(Records contained in a dataset)
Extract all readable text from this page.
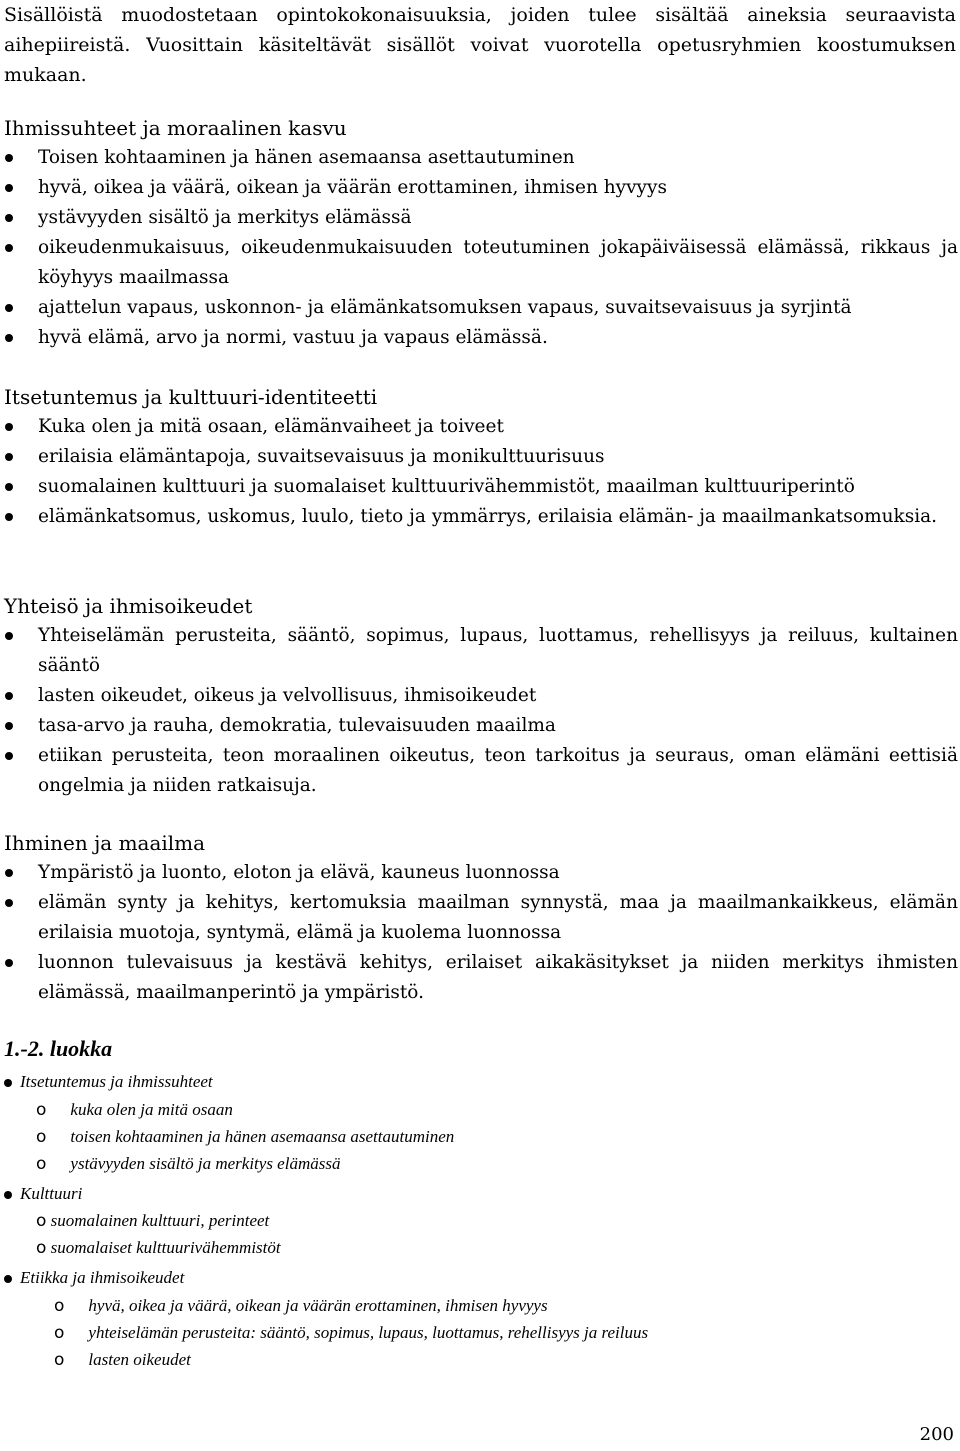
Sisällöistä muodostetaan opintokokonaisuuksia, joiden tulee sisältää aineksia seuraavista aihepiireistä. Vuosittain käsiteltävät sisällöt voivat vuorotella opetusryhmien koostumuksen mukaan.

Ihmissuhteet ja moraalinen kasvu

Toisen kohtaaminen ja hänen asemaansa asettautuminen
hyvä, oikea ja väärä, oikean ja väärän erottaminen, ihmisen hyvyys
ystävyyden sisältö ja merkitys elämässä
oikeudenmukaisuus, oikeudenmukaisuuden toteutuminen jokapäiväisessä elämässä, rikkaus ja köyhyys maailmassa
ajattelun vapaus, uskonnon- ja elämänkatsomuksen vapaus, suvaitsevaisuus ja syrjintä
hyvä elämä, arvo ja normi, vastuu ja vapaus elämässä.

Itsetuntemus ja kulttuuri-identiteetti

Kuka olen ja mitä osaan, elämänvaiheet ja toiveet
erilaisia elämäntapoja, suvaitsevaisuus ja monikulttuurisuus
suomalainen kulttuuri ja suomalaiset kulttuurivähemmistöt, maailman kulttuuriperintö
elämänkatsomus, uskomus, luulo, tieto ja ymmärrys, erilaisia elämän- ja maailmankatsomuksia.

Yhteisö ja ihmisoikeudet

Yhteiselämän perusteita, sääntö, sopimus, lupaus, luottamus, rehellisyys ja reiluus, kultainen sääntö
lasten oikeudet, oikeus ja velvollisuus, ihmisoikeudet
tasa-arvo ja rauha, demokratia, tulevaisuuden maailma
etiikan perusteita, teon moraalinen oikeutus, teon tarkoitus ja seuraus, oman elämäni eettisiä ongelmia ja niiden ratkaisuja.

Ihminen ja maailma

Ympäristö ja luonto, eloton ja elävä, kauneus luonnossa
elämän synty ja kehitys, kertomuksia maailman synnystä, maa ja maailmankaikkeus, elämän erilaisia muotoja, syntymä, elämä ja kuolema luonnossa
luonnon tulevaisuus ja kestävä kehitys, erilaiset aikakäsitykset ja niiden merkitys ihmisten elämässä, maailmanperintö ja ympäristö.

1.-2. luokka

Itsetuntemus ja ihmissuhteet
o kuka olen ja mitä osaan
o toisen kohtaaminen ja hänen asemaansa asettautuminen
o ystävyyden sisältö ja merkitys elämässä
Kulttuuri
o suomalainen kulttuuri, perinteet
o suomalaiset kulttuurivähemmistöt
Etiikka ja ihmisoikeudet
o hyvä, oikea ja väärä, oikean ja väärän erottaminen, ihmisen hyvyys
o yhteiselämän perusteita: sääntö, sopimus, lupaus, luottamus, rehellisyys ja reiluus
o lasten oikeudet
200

Instruction:
Your copy of the data should match it exactly, except that pictures are left out.

Correct output:
Extract all readable text from this page.
Sisällöistä muodostetaan opintokokonaisuuksia, joiden tulee sisältää aineksia seuraavista aihepiireistä. Vuosittain käsiteltävät sisällöt voivat vuorotella opetusryhmien koostumuksen mukaan.

Ihmissuhteet ja moraalinen kasvu

Toisen kohtaaminen ja hänen asemaansa asettautuminen
hyvä, oikea ja väärä, oikean ja väärän erottaminen, ihmisen hyvyys
ystävyyden sisältö ja merkitys elämässä
oikeudenmukaisuus, oikeudenmukaisuuden toteutuminen jokapäiväisessä elämässä, rikkaus ja köyhyys maailmassa
ajattelun vapaus, uskonnon- ja elämänkatsomuksen vapaus, suvaitsevaisuus ja syrjintä
hyvä elämä, arvo ja normi, vastuu ja vapaus elämässä.

Itsetuntemus ja kulttuuri-identiteetti

Kuka olen ja mitä osaan, elämänvaiheet ja toiveet
erilaisia elämäntapoja, suvaitsevaisuus ja monikulttuurisuus
suomalainen kulttuuri ja suomalaiset kulttuurivähemmistöt, maailman kulttuuriperintö
elämänkatsomus, uskomus, luulo, tieto ja ymmärrys, erilaisia elämän- ja maailmankatsomuksia.

Yhteisö ja ihmisoikeudet

Yhteiselämän perusteita, sääntö, sopimus, lupaus, luottamus, rehellisyys ja reiluus, kultainen sääntö
lasten oikeudet, oikeus ja velvollisuus, ihmisoikeudet
tasa-arvo ja rauha, demokratia, tulevaisuuden maailma
etiikan perusteita, teon moraalinen oikeutus, teon tarkoitus ja seuraus, oman elämäni eettisiä ongelmia ja niiden ratkaisuja.

Ihminen ja maailma

Ympäristö ja luonto, eloton ja elävä, kauneus luonnossa
elämän synty ja kehitys, kertomuksia maailman synnystä, maa ja maailmankaikkeus, elämän erilaisia muotoja, syntymä, elämä ja kuolema luonnossa
luonnon tulevaisuus ja kestävä kehitys, erilaiset aikakäsitykset ja niiden merkitys ihmisten elämässä, maailmanperintö ja ympäristö.

1.-2. luokka

Itsetuntemus ja ihmissuhteet
o kuka olen ja mitä osaan
o toisen kohtaaminen ja hänen asemaansa asettautuminen
o ystävyyden sisältö ja merkitys elämässä
Kulttuuri
o suomalainen kulttuuri, perinteet
o suomalaiset kulttuurivähemmistöt
Etiikka ja ihmisoikeudet
o hyvä, oikea ja väärä, oikean ja väärän erottaminen, ihmisen hyvyys
o yhteiselämän perusteita: sääntö, sopimus, lupaus, luottamus, rehellisyys ja reiluus
o lasten oikeudet
200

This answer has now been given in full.